• _Set problem 1_
Can you write out the entries, from their first line through the line with "- list-item: – Prière", word for word?

### Text provided

It was my fault for assuming the chickens would have enough space to roam that they wouldn't venture all the way to the other side of our property where the garden is located. So all the time I could have been using to get our peas, cabbage, and rhubarb in the ground was spent on the fence. Not to mention the tidy sum of cash required for all those posts and that much chicken wire.
At least while I was throwing a fence together, Bethany was hard at work planting the 130 trees we received from the Missouri Department of Conservation. We are in desperate need of a wind break on the hill where our house sits. I think Bethany is getting tired of picking up toppled rocking chairs on the porch. Bethany also planted a heavy dose of native fruiting trees like choke cherry and service berry around the chicken coop to supplement their food in the summer.
Now that the garden fence is finished I hope to catch up on planting, but there's always things on and off the farm that require our attention. We'll do what we can when we can, and try not to curse time we don't have.
Wednesday, April 6, 2016
Spring Chicks
This weekend was the stuff of our farmstead fantasies. After a momentary cold spell early in the week, our early Spring continued with weather warm enough to move 30 chicks out of the brooder boxes in our basement and into the coop with our older laying hens. The chicks spent the first day isolated in the run while we prepared a well-shielded and insulated brooder box in the coop to keep the young birds warm in the cooler nights. There are supposed to be 10 Barred Rock, 10 Buff Orpingtons, and 10 Rhode Island Red pullets, but it is notoriously difficult to sex young chicks and we might have a few cockerels in the mix (which would be fine as we have been without a rooster since our move).
These are the first chicks I have raised since I was a teenager, and I made ample use of Harvey Ussery's excellent poultry book in all decisions. Mr Ussery's book has been invaluable since we began keeping chickens 3 years ago, and we would certainly recommend his "deep bedding" method for the coops of anyone thinking of raising chickens.
Once the chicks were comfortable enough outside to begin pecking and scratching in the grass, we moved on to catching up with the garden. We finally transplanted our broccoli and onion starts into the garden, as well as planted potatoes, lettuce, and carrots. We were also pleased to see that 75% of the blackberry bushes we transplanted from my parent's farm survived the winter.
We still have six younger easter eggers in an indoor brooder box, and several varieties of tomato and pepper seedlings doing well. So far we haven't noticed any problems with the older hens picking on the younger chicks in any extreme way, but the chicks have been giving the older girls a very wide girth. We'll keep you updated on how they progress.

######

• _Set problem 2_
Copy the chicken and garden post verbatim from "Now that the" to "we don't have.".

### Dataset

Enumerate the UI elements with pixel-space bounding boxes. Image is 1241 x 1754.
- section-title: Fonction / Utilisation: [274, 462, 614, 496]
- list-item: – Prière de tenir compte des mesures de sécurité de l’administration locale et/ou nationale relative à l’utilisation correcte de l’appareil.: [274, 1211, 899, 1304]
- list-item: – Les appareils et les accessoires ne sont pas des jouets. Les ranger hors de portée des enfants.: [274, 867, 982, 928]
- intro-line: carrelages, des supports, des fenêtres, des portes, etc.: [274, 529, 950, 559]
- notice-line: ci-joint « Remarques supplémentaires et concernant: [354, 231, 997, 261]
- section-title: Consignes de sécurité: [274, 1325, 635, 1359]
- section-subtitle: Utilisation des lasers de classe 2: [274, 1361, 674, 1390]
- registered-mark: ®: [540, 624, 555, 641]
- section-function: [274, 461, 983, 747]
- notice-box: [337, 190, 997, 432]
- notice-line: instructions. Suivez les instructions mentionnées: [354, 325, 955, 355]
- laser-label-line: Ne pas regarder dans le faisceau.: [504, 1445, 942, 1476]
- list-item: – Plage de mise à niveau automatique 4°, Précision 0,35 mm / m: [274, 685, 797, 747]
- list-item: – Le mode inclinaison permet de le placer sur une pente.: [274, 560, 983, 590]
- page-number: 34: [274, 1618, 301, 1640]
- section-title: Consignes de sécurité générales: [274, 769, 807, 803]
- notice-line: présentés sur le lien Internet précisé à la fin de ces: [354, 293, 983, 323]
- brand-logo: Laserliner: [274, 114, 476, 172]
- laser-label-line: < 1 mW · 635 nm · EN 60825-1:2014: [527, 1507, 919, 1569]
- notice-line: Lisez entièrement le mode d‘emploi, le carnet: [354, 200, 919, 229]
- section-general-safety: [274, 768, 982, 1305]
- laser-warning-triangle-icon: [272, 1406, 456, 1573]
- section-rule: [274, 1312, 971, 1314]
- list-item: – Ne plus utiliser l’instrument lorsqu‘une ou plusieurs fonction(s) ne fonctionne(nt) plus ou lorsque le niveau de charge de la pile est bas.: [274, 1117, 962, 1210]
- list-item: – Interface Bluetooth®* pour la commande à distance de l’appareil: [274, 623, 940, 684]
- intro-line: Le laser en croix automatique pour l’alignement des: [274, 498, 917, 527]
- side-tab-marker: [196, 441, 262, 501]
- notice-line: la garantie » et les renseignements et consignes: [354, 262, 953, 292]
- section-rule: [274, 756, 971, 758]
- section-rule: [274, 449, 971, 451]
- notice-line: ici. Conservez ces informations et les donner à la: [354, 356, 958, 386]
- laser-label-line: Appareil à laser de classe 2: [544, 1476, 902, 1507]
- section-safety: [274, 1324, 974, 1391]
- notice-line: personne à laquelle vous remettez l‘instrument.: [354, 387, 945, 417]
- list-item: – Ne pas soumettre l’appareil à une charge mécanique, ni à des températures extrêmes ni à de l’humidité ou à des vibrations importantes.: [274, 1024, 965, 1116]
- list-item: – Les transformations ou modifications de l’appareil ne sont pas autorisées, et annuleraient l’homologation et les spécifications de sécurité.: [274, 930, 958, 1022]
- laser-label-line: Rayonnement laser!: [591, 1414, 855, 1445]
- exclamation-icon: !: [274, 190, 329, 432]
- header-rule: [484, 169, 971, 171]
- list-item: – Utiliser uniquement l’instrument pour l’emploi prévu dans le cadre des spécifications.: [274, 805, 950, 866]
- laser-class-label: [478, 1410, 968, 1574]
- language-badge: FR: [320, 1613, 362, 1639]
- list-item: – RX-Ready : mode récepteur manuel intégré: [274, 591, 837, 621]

######

• _Expected output 1_
Enumerate the UI elements with pixel-space bounding boxes. Image is 1241 x 1754.
- section-title: Fonction / Utilisation: [274, 462, 614, 496]
- list-item: – Prière de tenir compte des mesures de sécurité de l’administration locale et/ou nationale relative à l’utilisation correcte de l’appareil.: [274, 1211, 899, 1304]

• _Expected output 2_
Now that the garden fence is finished I hope to catch up on planting, but there's always things on and off the farm that require our attention. We'll do what we can when we can, and try not to curse time we don't have.